** Фрагмент текста **
1.
1.
В середине марта меня посетил Георгий Черников, заместитель командира по разведке, расформированной 2-й курской партизанской бригады. Он прибыл в распоряжение Курского обкома ВКП(б).
Из его рассказа я узнал, что 1-я курская партизанская бригада уже полностью расформирована, партизаны мобилизационного возраста переданы во фронтовые части. Из нашей бригады тоже уже передано более двух тысяч партизан.
Он также сообщил, что передача в войска личного состава и конского поголовья приостановлена по распоряжению Ставки Верховного Главнокомандования, запретившего расформирование партизанских формирований. Приказано выведенные из тыла врага партизанские бригады, надлежащим образом обмундировать, вооружить, обеспечить боеприпасами и переправить во вражеский тыл с конкретными задачами.
Потом он рассказал мне о том, что во исполнение вышеуказанного распоряжения Ставки Штаб партизанского движения Брянского фронта специальным курьером на самолете У-2 прислал командиру 2-й Курской партизанской бригады Казанкову приказ, примерно следующего содержания:
1. Передачу в войска партизан бригады прекратить. Из оставшегося в бригаде личного состава и конского поголовья сформировать Курскую партизанскую кавалерийскую бригаду имени Котовского, численностью до восьмисот конников. Назначены: командиром бригады Исаев Н. С, начальником штаба Забродин И. М. Бригаде временно базироваться в Дмитриевском районе, куда в ближайшее время будут доставлены боеприпасы и некоторое кавалерийское снаряжение. Бригаде готовиться к действиям в тылу врага.
2. Казанкову О. Г., бывшему командиру 2-й Курской партизанской бригады, отобрать из партизан отряд до ста добровольцев, с которым отправиться в тыл врага. Совершить рейд по западным районам Курской области с задачей пополнить свои ряды добровольцами, довести численность отряда до 500—600 партизан. После десятисуточного рейда сосредоточиться в Хинельском лесу. Сразу же по прибытии в Хинельский лес по рации сообщить штабу партизанского движения Брянского фронта заявку на вооружение, боеприпасы, указать координаты для доставки их самолетами без посадки.

** Извлечённые данные **
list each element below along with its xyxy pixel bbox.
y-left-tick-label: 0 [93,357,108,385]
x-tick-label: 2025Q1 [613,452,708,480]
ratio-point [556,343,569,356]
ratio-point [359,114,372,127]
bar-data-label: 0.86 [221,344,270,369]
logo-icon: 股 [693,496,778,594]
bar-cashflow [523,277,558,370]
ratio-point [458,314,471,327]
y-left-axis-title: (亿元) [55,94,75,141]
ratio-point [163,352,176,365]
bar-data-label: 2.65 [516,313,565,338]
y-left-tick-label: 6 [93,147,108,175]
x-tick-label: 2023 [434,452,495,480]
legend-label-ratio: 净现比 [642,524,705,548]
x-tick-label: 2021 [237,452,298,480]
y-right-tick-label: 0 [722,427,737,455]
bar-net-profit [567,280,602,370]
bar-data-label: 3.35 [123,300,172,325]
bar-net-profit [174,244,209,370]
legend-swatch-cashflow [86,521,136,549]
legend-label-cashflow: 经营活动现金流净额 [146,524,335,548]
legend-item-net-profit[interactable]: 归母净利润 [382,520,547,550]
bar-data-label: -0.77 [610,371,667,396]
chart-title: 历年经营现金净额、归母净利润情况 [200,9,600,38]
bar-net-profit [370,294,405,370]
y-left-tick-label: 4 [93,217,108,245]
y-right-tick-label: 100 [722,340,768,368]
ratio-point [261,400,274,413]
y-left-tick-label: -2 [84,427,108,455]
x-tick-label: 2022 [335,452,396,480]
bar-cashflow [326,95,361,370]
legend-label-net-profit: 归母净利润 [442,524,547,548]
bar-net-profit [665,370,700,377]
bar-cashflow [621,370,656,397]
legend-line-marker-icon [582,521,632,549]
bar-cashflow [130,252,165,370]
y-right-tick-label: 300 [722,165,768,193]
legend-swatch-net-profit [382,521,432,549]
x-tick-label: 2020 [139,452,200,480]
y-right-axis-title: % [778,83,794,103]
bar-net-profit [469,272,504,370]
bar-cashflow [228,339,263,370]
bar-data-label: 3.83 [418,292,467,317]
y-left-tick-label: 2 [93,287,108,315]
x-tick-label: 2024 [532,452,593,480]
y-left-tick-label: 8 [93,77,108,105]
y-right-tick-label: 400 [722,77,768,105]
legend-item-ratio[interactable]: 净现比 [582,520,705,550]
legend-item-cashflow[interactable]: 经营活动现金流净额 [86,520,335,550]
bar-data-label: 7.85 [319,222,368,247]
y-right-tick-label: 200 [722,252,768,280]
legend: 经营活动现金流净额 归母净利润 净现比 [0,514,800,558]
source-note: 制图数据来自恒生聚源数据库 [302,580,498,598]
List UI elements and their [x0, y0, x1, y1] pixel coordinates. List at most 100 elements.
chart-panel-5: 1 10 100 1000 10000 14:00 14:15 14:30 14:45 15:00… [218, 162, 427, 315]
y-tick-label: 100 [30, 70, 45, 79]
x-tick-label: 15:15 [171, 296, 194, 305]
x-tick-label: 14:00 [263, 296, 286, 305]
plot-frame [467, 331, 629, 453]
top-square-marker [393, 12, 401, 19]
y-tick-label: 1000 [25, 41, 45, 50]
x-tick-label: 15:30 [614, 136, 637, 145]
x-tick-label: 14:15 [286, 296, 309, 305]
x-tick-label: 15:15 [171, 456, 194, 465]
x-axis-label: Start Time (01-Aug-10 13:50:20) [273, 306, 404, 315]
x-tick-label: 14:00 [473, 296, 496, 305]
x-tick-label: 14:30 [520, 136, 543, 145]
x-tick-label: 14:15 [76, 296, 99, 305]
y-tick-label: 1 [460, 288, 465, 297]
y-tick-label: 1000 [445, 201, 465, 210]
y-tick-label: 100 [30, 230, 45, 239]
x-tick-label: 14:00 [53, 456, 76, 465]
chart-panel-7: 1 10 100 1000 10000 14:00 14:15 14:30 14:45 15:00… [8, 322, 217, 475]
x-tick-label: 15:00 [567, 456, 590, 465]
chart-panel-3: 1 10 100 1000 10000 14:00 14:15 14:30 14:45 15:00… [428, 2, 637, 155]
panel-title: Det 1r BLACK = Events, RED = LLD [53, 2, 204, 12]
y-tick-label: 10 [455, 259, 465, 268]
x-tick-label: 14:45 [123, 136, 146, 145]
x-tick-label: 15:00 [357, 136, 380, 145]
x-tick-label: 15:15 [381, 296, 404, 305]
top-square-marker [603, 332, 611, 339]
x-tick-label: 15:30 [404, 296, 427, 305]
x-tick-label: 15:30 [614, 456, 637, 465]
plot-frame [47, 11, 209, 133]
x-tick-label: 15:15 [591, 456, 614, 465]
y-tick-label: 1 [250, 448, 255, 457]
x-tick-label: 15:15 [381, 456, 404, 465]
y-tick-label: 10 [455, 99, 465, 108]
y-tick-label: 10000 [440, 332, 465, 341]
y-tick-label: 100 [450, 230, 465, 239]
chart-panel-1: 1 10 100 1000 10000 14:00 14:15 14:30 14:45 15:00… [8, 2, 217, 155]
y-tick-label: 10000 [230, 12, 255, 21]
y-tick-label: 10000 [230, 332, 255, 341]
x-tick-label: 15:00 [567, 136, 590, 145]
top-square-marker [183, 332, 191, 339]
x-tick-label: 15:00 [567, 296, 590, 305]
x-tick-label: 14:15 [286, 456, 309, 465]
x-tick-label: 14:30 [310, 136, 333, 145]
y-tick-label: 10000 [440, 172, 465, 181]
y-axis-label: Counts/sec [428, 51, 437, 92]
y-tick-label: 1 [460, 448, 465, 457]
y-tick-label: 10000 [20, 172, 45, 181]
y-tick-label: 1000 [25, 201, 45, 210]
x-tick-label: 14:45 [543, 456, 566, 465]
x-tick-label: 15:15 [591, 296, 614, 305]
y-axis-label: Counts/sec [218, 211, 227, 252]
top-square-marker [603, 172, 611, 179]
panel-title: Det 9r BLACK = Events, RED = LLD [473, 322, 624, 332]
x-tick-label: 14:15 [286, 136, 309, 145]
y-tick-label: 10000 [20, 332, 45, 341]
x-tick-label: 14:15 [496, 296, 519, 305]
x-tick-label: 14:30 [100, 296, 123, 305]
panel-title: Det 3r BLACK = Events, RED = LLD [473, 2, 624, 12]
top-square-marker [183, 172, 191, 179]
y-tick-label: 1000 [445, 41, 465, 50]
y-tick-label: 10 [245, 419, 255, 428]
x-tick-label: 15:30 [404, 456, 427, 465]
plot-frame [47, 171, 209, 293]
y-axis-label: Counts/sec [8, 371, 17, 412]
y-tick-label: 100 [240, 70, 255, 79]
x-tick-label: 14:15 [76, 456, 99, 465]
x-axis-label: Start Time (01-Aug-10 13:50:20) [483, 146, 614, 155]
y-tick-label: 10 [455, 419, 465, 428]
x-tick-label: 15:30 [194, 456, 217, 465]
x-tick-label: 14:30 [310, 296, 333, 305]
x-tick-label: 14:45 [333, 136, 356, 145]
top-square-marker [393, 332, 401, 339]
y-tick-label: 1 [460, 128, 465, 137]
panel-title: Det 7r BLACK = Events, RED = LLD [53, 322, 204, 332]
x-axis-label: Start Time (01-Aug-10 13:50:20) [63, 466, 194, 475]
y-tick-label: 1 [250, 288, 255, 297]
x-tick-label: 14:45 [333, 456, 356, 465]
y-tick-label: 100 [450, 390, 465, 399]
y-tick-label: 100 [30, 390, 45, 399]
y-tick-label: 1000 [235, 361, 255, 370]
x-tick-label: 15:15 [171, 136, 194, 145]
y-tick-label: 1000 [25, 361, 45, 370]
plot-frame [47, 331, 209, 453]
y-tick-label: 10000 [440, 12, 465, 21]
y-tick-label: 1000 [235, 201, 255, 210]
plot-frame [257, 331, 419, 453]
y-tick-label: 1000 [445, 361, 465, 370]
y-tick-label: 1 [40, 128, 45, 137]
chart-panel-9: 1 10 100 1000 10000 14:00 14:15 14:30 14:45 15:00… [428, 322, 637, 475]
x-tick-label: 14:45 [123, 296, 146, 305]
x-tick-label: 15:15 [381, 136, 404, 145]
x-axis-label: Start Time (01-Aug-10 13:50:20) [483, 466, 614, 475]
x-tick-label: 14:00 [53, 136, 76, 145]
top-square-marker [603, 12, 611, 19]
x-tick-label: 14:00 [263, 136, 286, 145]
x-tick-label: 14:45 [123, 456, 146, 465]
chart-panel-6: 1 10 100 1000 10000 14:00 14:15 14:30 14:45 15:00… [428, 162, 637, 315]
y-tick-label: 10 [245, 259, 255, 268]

** Задания **
**a.** Почему, согласно тексту о курских партизанских бригадах, передачу личного состава и конского поголовья в войска приостановили?
**b.** Подхватите текст о курских партизанских бригадах и продолжите его с того места, где он заканчивается.

** Решённые задания **
**a.** Передачу приостановили по распоряжению Ставки Верховного Главнокомандования, которая запретила расформировывать партизанские формирования.

**b.**
3. Командирам отрядов имени Фрунзе и имени Щорса, действующих в Рыльском и Глушковском районах Курской области, самостоятельно продолжать борьбу с оккупантами до полного освобождения от врага юго-западных районов области…
А через месяц, в середине апреля 1943 года, меня проведал в госпитале Николай Акимович Пузанов, бывший секретарь Крупецкого подпольного райкома партии, он же — комиссар отряда имени Чапаева. Встрече мы оба были очень рады. Сначала он расспросил, как водится, о моем здоровье после ранения, а потом сообщил, что его вызвали в обком партии, чтобы подготовить письменный доклад о боевой деятельности нашего отряда в тылу врага. И посетовал:
— Плохо, что из штабных остался один Лепков. Да и он в штаб был переведен лишь за месяц до расформирования отряда, в штабных делах еще полностью разобраться не успел. Шадрина отозвали в войска сразу же, как бригада соединилась с передовыми частями фронта в районе Дмитриева.
Протягивая мне исписанные листы бумаги, он продолжил:
— Павел, если тебе не трудно, посмотри этот проект, составленный Лепковым.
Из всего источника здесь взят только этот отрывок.